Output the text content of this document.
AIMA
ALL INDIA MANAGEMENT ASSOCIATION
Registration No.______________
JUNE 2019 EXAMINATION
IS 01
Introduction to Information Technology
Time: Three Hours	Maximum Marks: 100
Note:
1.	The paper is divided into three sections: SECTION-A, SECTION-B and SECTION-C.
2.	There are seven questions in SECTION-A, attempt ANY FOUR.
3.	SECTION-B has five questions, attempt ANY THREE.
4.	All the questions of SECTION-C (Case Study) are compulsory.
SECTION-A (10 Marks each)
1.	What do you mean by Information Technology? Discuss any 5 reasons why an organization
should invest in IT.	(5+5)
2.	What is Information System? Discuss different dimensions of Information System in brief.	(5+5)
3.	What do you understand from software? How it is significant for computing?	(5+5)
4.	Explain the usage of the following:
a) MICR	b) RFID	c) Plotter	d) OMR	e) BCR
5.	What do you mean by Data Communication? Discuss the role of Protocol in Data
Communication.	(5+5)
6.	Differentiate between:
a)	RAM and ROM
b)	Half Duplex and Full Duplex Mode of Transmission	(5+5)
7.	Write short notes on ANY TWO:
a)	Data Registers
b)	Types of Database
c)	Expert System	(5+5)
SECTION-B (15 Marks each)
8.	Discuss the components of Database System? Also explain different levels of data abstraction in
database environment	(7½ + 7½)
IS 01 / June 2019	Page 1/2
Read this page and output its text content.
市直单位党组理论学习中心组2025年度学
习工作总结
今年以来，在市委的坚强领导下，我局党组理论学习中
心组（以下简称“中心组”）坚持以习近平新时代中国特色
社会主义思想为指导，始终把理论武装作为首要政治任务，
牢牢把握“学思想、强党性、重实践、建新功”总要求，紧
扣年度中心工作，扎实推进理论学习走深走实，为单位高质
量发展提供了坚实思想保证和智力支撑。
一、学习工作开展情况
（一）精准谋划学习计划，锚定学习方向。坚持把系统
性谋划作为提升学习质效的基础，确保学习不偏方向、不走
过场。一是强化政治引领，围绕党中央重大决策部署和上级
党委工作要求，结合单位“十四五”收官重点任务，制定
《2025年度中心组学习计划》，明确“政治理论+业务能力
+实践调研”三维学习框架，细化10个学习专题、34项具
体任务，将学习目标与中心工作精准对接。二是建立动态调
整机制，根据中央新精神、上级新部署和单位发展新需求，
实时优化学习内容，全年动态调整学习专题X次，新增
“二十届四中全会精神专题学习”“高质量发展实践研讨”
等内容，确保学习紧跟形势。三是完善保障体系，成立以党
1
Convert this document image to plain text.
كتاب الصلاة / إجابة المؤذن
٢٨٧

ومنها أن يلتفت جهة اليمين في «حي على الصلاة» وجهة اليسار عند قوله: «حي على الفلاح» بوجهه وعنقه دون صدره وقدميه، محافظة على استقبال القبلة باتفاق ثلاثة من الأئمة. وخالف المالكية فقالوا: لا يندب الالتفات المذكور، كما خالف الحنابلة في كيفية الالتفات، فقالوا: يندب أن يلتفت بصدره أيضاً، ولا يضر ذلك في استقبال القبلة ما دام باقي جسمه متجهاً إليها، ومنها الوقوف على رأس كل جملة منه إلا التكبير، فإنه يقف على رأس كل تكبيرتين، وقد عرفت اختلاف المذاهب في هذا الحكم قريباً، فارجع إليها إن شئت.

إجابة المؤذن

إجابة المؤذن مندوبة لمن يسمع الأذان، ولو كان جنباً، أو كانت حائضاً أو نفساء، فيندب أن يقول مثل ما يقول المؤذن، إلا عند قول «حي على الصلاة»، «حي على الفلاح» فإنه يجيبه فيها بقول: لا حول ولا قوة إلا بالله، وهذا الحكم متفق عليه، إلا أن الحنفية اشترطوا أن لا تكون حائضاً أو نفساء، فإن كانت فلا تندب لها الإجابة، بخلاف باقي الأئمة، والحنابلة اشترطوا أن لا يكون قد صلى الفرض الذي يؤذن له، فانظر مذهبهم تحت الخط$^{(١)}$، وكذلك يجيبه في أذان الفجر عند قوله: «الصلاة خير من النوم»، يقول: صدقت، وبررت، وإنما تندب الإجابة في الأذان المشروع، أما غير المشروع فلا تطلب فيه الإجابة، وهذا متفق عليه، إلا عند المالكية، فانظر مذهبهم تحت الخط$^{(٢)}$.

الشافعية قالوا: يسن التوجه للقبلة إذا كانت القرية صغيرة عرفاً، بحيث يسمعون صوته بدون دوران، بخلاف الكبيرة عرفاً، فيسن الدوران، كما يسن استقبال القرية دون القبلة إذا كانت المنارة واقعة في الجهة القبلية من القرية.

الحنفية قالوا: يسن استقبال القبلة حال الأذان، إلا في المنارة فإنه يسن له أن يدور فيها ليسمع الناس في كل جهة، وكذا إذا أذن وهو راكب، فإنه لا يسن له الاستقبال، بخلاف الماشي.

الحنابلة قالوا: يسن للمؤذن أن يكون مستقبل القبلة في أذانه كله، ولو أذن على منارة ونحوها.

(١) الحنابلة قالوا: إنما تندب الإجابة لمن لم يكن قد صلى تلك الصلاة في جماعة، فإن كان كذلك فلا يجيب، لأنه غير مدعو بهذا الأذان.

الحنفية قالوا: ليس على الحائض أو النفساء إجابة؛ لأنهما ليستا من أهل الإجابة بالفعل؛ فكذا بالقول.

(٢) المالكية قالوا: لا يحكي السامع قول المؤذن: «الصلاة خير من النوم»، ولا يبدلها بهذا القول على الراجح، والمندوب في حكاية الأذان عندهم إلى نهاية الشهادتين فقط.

◇ ◇ ◇

What is needed -> List all lines from the entries that include the word "Communication".

Expected answer ->
5.	What do you mean by Data Communication? Discuss the role of Protocol in Data
Communication.	(5+5)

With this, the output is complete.